REQUIRED WORK: Go through the entries one line at a time, and gather every line that has the word "xlabel".

Start of STORED ROWS

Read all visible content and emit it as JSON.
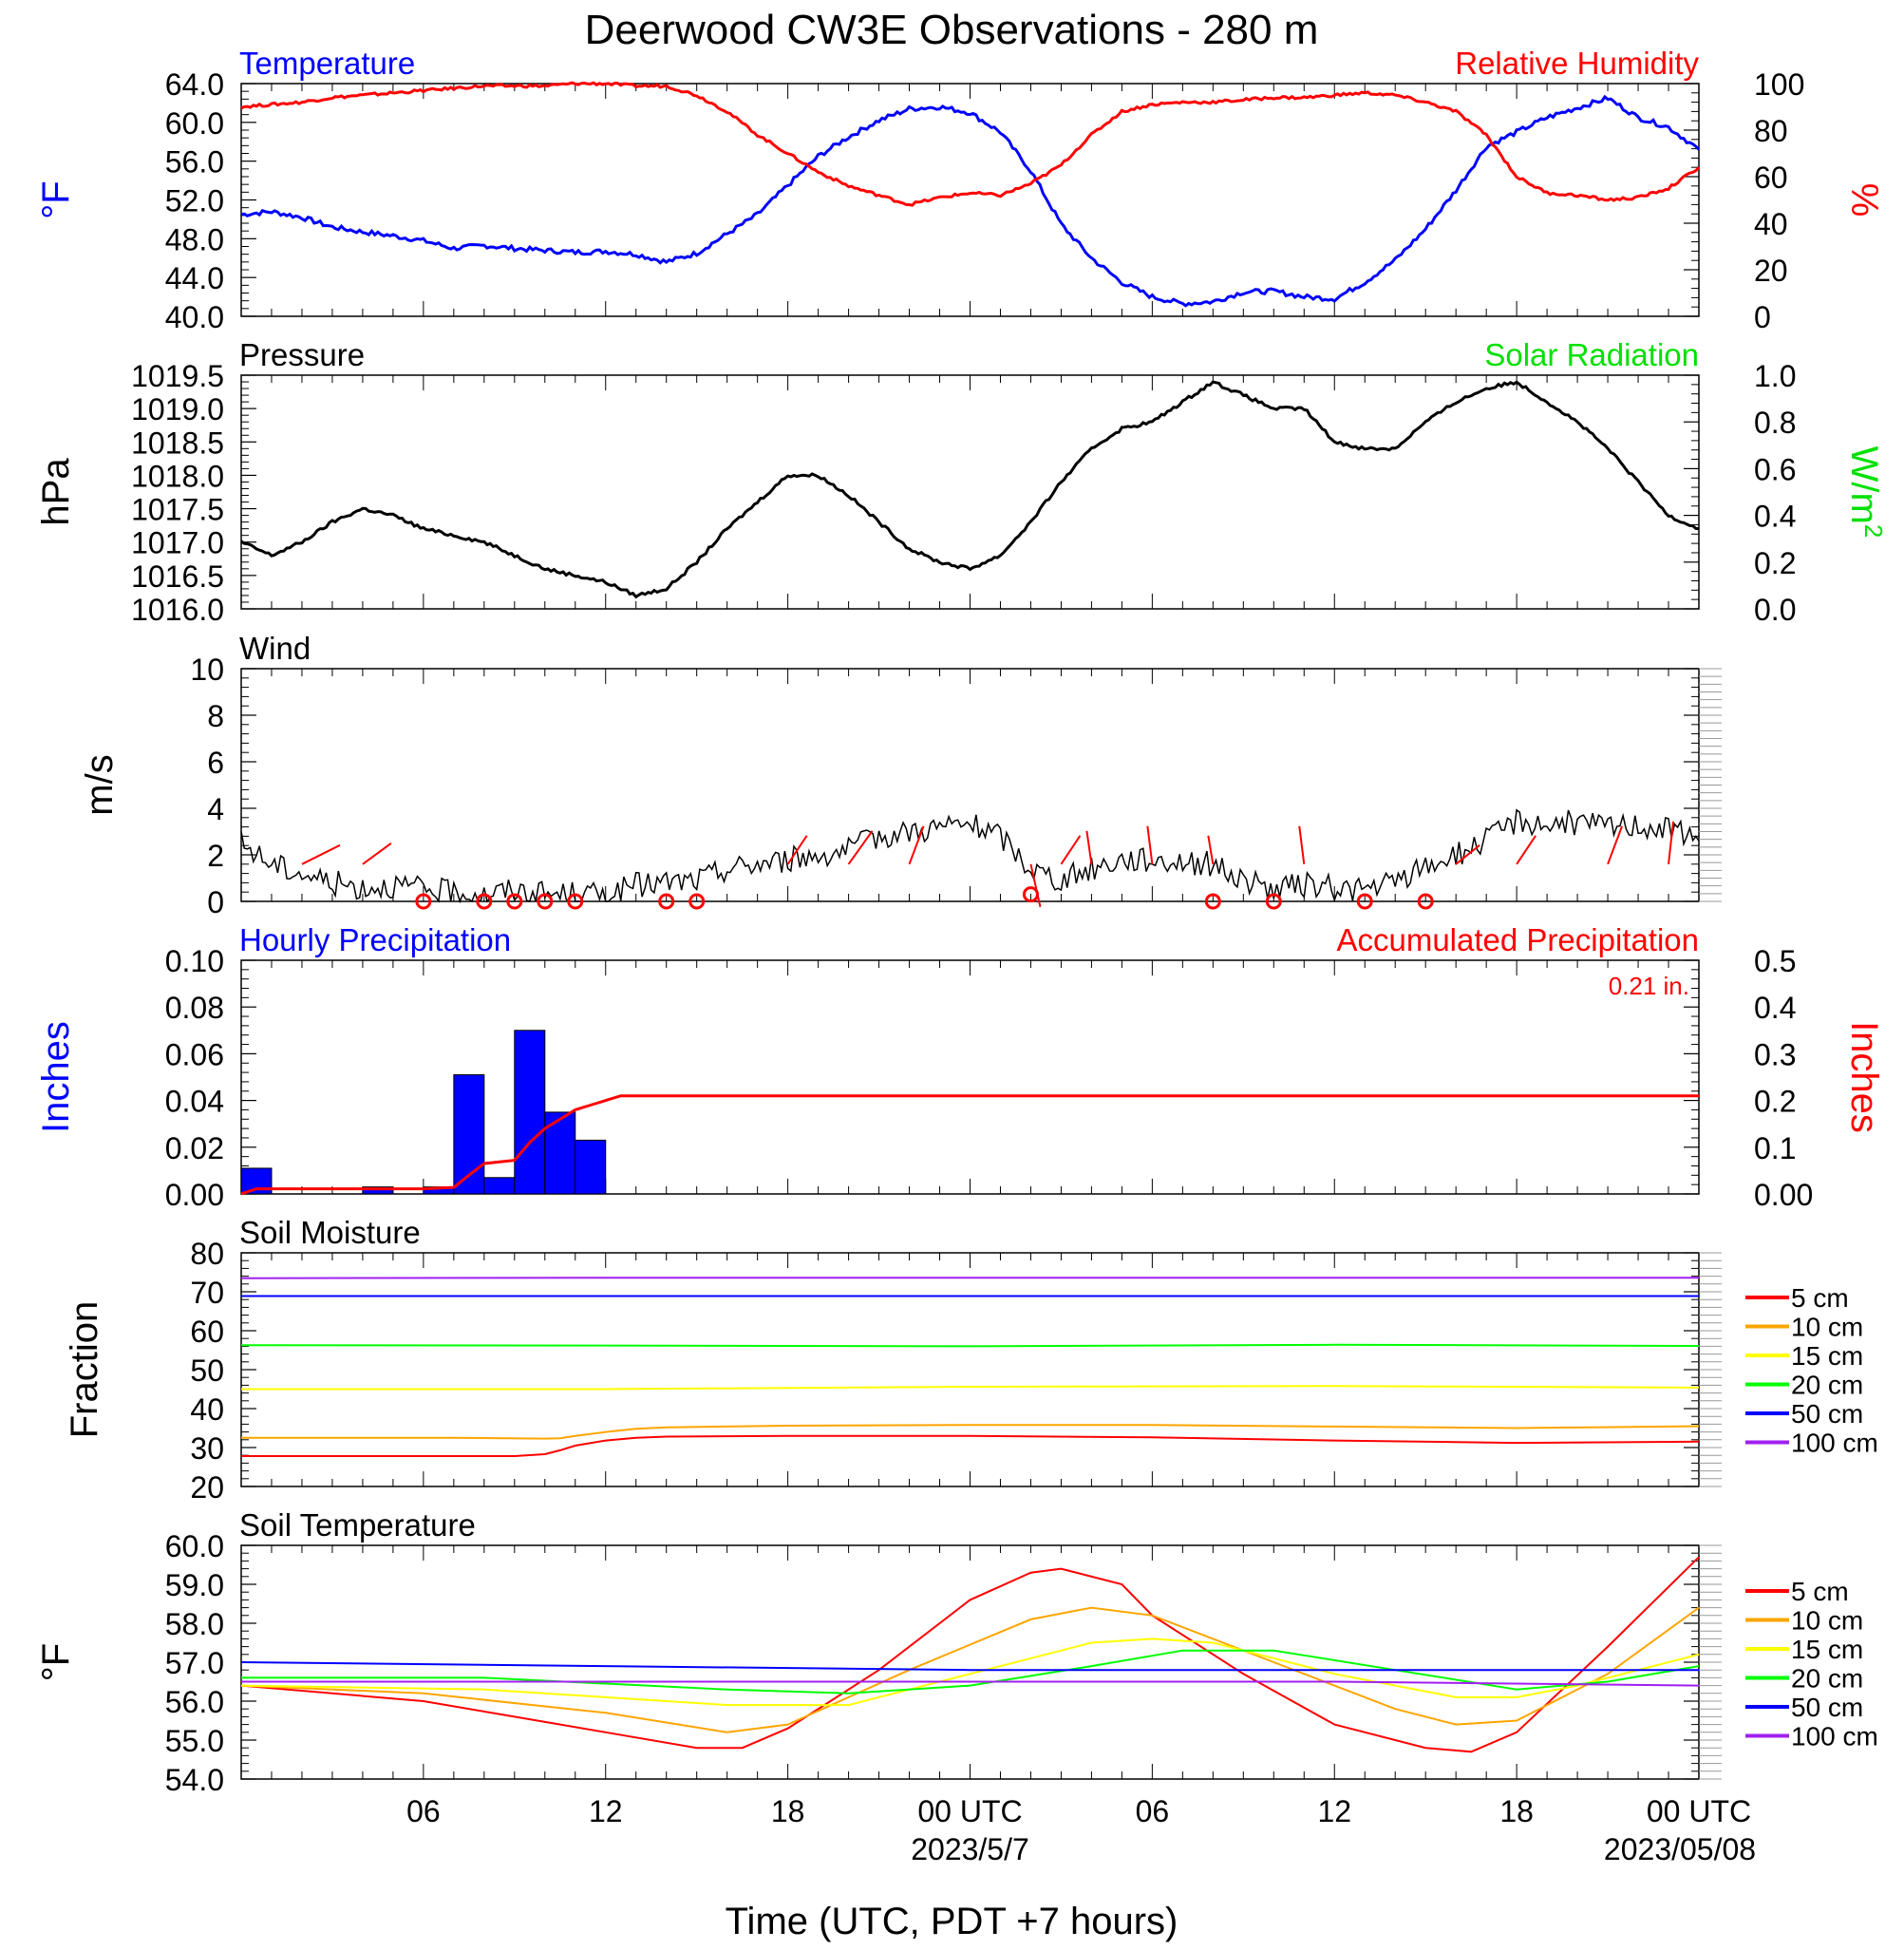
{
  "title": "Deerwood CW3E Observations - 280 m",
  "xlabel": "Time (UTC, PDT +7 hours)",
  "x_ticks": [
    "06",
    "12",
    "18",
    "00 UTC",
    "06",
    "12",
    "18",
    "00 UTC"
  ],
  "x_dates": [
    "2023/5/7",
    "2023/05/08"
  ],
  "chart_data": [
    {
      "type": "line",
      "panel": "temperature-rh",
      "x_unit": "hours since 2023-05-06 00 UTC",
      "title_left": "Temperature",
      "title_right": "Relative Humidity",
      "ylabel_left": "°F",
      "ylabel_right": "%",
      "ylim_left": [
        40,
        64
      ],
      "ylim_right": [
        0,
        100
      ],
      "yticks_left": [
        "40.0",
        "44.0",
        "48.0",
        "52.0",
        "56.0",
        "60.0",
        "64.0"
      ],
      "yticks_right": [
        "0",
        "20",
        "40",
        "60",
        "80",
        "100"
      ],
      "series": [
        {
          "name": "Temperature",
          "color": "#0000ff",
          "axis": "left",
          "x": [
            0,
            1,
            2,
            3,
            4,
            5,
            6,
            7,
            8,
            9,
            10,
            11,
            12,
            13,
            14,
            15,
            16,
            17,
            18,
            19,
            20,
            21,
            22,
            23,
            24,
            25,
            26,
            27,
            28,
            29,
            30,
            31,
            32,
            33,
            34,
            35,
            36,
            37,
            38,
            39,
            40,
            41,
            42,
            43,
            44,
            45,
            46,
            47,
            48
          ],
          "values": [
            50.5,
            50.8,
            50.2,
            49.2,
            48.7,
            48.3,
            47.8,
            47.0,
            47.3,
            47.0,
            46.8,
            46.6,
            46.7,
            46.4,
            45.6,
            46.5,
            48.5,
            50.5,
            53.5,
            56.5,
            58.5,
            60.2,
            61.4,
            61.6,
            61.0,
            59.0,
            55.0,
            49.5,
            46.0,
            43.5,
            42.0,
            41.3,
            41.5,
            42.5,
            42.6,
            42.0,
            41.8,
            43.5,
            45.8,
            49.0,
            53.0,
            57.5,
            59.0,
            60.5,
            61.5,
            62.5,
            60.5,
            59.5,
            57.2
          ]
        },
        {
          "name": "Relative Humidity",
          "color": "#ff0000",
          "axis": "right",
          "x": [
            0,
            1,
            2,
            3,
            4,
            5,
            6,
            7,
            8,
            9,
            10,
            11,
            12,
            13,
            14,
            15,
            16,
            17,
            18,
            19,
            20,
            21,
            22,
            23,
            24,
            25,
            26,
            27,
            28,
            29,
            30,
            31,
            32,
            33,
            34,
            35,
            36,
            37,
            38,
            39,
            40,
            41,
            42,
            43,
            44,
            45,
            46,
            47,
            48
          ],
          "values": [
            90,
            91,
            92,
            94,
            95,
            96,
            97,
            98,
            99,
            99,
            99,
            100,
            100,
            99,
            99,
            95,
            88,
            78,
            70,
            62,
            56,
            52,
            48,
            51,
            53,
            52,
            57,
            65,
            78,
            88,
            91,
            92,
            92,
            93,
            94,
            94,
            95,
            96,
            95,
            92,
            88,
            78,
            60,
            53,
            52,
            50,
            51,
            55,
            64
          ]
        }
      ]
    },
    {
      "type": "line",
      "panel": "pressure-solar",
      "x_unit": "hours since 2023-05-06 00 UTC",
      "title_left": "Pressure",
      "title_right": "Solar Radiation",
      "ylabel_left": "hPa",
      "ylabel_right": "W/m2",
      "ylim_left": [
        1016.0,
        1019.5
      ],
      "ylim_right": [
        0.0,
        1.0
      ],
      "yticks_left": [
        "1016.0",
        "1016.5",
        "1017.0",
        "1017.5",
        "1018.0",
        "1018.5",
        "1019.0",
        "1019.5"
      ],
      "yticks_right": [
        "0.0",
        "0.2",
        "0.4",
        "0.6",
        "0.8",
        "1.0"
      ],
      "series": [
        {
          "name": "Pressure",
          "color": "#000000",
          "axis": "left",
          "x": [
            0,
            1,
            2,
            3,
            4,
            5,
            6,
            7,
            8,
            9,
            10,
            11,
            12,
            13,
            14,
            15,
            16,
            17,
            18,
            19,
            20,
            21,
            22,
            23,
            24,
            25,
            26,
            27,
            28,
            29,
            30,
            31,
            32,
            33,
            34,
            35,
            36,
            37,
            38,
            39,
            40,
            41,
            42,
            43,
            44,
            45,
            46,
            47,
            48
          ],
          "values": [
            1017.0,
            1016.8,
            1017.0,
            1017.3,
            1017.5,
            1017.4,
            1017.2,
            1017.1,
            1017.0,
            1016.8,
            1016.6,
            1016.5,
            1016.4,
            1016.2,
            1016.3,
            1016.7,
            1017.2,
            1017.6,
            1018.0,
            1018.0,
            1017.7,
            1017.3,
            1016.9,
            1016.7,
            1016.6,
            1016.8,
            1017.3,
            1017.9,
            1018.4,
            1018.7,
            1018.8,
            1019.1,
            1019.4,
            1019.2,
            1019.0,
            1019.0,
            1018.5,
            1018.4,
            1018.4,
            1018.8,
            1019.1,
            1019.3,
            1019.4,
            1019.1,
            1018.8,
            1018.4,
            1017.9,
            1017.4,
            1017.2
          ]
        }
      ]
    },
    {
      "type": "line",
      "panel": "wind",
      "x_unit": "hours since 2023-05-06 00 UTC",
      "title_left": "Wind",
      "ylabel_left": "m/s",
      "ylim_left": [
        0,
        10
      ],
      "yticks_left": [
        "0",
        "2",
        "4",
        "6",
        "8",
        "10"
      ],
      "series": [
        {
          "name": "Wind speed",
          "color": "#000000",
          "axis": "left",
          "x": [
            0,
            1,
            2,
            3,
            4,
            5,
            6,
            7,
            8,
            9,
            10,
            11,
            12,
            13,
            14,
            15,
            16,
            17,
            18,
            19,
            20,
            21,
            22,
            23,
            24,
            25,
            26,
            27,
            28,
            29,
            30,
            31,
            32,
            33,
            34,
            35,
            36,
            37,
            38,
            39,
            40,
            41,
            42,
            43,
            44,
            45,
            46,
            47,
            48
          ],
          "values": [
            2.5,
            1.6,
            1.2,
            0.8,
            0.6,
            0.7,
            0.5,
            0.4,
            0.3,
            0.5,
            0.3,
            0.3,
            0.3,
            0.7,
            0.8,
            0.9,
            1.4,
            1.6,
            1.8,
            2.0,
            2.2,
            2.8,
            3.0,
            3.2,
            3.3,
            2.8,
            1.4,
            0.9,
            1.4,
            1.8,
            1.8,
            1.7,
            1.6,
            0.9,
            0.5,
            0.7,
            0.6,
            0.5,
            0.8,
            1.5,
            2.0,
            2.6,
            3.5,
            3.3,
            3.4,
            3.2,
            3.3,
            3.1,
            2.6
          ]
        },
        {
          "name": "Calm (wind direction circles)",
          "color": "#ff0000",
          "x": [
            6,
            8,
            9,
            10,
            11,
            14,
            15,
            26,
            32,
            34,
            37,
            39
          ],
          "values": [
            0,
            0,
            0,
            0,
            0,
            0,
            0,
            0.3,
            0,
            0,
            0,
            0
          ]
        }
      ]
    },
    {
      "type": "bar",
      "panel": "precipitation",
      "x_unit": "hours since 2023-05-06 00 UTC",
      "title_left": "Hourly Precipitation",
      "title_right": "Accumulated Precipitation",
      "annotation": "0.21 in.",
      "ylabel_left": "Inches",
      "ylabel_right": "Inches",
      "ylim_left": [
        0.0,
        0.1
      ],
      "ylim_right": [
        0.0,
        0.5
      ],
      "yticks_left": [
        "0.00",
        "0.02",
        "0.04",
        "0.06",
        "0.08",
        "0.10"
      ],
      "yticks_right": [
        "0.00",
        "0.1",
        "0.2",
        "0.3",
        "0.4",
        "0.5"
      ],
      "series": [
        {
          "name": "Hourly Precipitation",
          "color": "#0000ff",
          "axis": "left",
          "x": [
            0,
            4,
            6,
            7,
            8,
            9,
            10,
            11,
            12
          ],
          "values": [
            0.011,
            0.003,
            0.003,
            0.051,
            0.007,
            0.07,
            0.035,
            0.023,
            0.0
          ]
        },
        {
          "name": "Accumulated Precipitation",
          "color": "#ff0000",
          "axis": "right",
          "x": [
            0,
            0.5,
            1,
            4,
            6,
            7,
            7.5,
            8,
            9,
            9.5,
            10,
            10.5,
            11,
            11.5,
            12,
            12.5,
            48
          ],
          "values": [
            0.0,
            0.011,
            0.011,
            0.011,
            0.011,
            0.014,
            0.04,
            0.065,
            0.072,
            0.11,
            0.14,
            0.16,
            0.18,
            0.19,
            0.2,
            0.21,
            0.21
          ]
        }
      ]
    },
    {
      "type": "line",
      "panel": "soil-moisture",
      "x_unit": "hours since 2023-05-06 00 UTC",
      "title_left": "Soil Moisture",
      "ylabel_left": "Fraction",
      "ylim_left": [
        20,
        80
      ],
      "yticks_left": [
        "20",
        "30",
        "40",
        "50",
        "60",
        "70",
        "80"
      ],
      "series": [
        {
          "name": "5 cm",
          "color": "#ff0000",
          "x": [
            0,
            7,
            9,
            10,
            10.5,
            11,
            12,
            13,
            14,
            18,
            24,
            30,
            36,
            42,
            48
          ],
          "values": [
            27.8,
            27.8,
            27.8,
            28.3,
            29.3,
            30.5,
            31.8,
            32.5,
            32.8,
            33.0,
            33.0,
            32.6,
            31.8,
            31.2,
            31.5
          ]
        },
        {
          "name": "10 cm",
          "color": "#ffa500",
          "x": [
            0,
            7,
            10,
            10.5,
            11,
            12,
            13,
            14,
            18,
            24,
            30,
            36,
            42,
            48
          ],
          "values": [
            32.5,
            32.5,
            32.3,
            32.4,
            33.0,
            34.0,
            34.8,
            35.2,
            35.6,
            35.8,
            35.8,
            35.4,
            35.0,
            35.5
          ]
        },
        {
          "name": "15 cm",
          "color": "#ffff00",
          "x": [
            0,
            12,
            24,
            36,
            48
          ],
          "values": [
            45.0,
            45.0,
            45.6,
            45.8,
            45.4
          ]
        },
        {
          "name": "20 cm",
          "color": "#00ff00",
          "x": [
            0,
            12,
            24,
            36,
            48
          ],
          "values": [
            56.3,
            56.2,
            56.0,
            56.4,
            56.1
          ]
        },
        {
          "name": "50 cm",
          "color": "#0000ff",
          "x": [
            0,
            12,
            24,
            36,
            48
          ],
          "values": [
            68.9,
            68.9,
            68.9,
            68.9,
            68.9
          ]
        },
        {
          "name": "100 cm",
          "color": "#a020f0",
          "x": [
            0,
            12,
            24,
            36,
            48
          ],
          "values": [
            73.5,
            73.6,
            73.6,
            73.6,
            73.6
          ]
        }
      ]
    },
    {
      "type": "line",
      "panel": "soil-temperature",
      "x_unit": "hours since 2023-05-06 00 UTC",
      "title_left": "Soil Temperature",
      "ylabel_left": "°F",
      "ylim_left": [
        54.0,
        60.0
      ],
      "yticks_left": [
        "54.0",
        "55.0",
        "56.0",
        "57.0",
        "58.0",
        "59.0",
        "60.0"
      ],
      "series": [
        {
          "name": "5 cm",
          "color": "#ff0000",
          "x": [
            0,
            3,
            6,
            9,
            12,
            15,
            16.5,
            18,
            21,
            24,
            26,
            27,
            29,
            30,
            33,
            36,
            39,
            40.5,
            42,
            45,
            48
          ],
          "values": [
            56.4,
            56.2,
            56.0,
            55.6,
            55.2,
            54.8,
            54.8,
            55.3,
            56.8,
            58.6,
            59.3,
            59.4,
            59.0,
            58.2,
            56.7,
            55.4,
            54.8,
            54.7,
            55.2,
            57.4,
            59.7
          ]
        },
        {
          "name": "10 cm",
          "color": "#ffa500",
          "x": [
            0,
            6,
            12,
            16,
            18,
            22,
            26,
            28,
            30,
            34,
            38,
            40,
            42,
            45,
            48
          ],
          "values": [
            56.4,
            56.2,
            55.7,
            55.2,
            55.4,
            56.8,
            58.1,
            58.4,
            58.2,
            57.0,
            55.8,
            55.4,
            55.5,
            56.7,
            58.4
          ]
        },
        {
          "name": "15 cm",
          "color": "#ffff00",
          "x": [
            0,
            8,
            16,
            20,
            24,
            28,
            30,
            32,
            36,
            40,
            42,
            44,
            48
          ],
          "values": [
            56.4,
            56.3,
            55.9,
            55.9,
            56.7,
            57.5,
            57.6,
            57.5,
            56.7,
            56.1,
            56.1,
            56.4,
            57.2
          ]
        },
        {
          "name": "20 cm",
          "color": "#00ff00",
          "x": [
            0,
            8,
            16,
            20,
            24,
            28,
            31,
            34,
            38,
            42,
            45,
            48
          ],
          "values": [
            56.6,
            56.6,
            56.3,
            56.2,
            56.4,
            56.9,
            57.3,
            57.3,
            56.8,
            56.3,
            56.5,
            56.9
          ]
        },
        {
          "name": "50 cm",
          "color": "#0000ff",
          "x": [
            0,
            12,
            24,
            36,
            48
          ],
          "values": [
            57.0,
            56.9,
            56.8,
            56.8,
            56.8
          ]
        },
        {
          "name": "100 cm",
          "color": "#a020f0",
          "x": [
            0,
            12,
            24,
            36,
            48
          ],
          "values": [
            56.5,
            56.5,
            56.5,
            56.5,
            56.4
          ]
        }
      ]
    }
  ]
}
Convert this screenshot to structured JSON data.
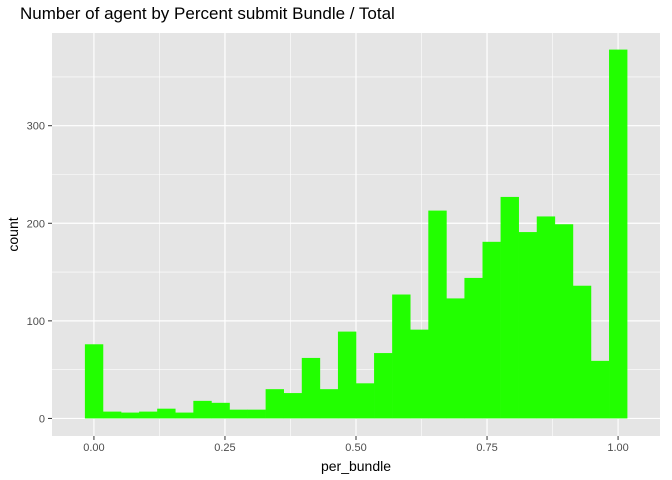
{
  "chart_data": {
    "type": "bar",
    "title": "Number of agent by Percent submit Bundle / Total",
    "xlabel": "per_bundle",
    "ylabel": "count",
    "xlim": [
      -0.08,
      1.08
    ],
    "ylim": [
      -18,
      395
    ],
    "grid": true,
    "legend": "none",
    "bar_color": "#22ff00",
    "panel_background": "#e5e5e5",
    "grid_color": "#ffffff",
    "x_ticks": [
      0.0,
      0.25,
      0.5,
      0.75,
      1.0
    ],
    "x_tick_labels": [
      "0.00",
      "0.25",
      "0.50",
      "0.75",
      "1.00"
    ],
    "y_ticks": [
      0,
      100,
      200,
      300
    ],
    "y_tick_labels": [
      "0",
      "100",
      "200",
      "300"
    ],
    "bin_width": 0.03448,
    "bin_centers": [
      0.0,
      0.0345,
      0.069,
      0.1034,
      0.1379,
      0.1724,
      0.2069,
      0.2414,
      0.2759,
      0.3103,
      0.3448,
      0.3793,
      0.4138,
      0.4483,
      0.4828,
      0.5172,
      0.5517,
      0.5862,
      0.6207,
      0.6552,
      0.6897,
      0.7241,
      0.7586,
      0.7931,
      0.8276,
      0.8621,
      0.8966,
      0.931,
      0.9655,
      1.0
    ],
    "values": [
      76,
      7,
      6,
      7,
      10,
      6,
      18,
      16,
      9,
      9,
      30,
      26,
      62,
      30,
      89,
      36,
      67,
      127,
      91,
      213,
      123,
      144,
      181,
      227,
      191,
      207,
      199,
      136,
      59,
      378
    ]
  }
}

End of STORED ROWS

EXERCISE SOLUTION:
  "xlabel": "Time (UTC, PDT +7 hours)",
    "xlabel": "per_bundle",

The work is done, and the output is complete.